DATA LISTING »

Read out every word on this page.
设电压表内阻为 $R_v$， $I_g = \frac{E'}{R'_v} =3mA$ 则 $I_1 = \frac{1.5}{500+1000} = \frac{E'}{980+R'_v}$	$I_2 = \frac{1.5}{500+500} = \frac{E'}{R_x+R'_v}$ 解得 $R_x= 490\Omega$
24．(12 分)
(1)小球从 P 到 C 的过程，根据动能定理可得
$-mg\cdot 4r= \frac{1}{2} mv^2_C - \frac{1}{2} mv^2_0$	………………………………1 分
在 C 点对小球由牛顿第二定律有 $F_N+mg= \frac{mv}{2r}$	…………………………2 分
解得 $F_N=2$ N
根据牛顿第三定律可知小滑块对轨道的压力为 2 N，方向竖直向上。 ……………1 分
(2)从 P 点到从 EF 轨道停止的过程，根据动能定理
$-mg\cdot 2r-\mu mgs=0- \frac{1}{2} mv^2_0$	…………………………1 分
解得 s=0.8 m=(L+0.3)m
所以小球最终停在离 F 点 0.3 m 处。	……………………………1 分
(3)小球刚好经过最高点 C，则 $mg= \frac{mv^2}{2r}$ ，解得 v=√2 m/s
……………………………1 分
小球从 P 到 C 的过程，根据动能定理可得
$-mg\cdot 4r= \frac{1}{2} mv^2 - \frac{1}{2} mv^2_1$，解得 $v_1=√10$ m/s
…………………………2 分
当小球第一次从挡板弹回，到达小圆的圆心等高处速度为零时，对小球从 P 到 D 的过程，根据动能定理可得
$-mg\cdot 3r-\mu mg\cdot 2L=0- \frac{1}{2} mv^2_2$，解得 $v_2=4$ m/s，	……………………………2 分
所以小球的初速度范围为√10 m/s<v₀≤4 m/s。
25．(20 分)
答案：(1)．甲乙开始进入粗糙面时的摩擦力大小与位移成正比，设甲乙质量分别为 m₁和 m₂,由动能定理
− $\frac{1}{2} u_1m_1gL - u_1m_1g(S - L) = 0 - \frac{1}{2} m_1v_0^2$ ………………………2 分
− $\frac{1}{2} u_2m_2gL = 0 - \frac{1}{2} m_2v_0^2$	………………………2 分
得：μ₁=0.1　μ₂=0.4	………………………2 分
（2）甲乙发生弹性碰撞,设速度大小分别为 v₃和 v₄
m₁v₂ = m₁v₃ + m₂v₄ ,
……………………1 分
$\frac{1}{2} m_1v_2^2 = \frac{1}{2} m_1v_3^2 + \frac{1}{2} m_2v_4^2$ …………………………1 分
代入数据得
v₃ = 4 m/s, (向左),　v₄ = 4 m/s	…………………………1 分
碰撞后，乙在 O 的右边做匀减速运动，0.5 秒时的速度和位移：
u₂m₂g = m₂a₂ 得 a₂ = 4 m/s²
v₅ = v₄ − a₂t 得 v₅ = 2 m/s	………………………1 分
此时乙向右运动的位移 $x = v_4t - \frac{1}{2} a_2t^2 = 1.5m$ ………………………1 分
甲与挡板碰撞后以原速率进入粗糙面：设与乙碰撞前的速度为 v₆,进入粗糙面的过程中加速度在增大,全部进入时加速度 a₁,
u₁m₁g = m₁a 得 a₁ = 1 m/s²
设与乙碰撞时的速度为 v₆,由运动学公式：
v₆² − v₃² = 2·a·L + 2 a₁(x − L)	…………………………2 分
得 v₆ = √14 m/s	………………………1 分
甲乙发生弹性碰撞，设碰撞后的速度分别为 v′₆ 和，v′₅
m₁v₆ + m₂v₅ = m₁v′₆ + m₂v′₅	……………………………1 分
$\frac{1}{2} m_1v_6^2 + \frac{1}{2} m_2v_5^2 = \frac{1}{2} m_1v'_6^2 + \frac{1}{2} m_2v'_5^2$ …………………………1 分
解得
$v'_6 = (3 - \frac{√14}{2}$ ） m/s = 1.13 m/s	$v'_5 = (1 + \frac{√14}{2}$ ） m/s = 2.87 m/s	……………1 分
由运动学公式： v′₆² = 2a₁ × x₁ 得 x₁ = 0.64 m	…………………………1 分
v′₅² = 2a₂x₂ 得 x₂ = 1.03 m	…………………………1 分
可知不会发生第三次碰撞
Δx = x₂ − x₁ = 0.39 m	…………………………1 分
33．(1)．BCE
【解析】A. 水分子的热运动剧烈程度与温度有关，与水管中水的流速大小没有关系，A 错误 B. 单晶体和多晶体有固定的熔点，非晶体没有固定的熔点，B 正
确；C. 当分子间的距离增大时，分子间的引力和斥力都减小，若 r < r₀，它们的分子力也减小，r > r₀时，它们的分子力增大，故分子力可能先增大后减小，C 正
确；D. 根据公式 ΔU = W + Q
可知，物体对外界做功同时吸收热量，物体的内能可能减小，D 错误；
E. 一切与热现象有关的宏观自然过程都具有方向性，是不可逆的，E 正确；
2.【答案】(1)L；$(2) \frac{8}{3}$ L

PROMPT »
Retype the records that precede this task, keeping them exactly the same.

CORRECT RESPONSE »
Read out every word on this page.
设电压表内阻为 $R_v$， $I_g = \frac{E'}{R'_v} =3mA$ 则 $I_1 = \frac{1.5}{500+1000} = \frac{E'}{980+R'_v}$	$I_2 = \frac{1.5}{500+500} = \frac{E'}{R_x+R'_v}$ 解得 $R_x= 490\Omega$
24．(12 分)
(1)小球从 P 到 C 的过程，根据动能定理可得
$-mg\cdot 4r= \frac{1}{2} mv^2_C - \frac{1}{2} mv^2_0$	………………………………1 分
在 C 点对小球由牛顿第二定律有 $F_N+mg= \frac{mv}{2r}$	…………………………2 分
解得 $F_N=2$ N
根据牛顿第三定律可知小滑块对轨道的压力为 2 N，方向竖直向上。 ……………1 分
(2)从 P 点到从 EF 轨道停止的过程，根据动能定理
$-mg\cdot 2r-\mu mgs=0- \frac{1}{2} mv^2_0$	…………………………1 分
解得 s=0.8 m=(L+0.3)m
所以小球最终停在离 F 点 0.3 m 处。	……………………………1 分
(3)小球刚好经过最高点 C，则 $mg= \frac{mv^2}{2r}$ ，解得 v=√2 m/s
……………………………1 分
小球从 P 到 C 的过程，根据动能定理可得
$-mg\cdot 4r= \frac{1}{2} mv^2 - \frac{1}{2} mv^2_1$，解得 $v_1=√10$ m/s
…………………………2 分
当小球第一次从挡板弹回，到达小圆的圆心等高处速度为零时，对小球从 P 到 D 的过程，根据动能定理可得
$-mg\cdot 3r-\mu mg\cdot 2L=0- \frac{1}{2} mv^2_2$，解得 $v_2=4$ m/s，	……………………………2 分
所以小球的初速度范围为√10 m/s<v₀≤4 m/s。
25．(20 分)
答案：(1)．甲乙开始进入粗糙面时的摩擦力大小与位移成正比，设甲乙质量分别为 m₁和 m₂,由动能定理
− $\frac{1}{2} u_1m_1gL - u_1m_1g(S - L) = 0 - \frac{1}{2} m_1v_0^2$ ………………………2 分
− $\frac{1}{2} u_2m_2gL = 0 - \frac{1}{2} m_2v_0^2$	………………………2 分
得：μ₁=0.1　μ₂=0.4	………………………2 分
（2）甲乙发生弹性碰撞,设速度大小分别为 v₃和 v₄
m₁v₂ = m₁v₃ + m₂v₄ ,
……………………1 分
$\frac{1}{2} m_1v_2^2 = \frac{1}{2} m_1v_3^2 + \frac{1}{2} m_2v_4^2$ …………………………1 分
代入数据得
v₃ = 4 m/s, (向左),　v₄ = 4 m/s	…………………………1 分
碰撞后，乙在 O 的右边做匀减速运动，0.5 秒时的速度和位移：
u₂m₂g = m₂a₂ 得 a₂ = 4 m/s²
v₅ = v₄ − a₂t 得 v₅ = 2 m/s	………………………1 分
此时乙向右运动的位移 $x = v_4t - \frac{1}{2} a_2t^2 = 1.5m$ ………………………1 分
甲与挡板碰撞后以原速率进入粗糙面：设与乙碰撞前的速度为 v₆,进入粗糙面的过程中加速度在增大,全部进入时加速度 a₁,
u₁m₁g = m₁a 得 a₁ = 1 m/s²
设与乙碰撞时的速度为 v₆,由运动学公式：
v₆² − v₃² = 2·a·L + 2 a₁(x − L)	…………………………2 分
得 v₆ = √14 m/s	………………………1 分
甲乙发生弹性碰撞，设碰撞后的速度分别为 v′₆ 和，v′₅
m₁v₆ + m₂v₅ = m₁v′₆ + m₂v′₅	……………………………1 分
$\frac{1}{2} m_1v_6^2 + \frac{1}{2} m_2v_5^2 = \frac{1}{2} m_1v'_6^2 + \frac{1}{2} m_2v'_5^2$ …………………………1 分
解得
$v'_6 = (3 - \frac{√14}{2}$ ） m/s = 1.13 m/s	$v'_5 = (1 + \frac{√14}{2}$ ） m/s = 2.87 m/s	……………1 分
由运动学公式： v′₆² = 2a₁ × x₁ 得 x₁ = 0.64 m	…………………………1 分
v′₅² = 2a₂x₂ 得 x₂ = 1.03 m	…………………………1 分
可知不会发生第三次碰撞
Δx = x₂ − x₁ = 0.39 m	…………………………1 分
33．(1)．BCE
【解析】A. 水分子的热运动剧烈程度与温度有关，与水管中水的流速大小没有关系，A 错误 B. 单晶体和多晶体有固定的熔点，非晶体没有固定的熔点，B 正
确；C. 当分子间的距离增大时，分子间的引力和斥力都减小，若 r < r₀，它们的分子力也减小，r > r₀时，它们的分子力增大，故分子力可能先增大后减小，C 正
确；D. 根据公式 ΔU = W + Q
可知，物体对外界做功同时吸收热量，物体的内能可能减小，D 错误；
E. 一切与热现象有关的宏观自然过程都具有方向性，是不可逆的，E 正确；
2.【答案】(1)L；$(2) \frac{8}{3}$ L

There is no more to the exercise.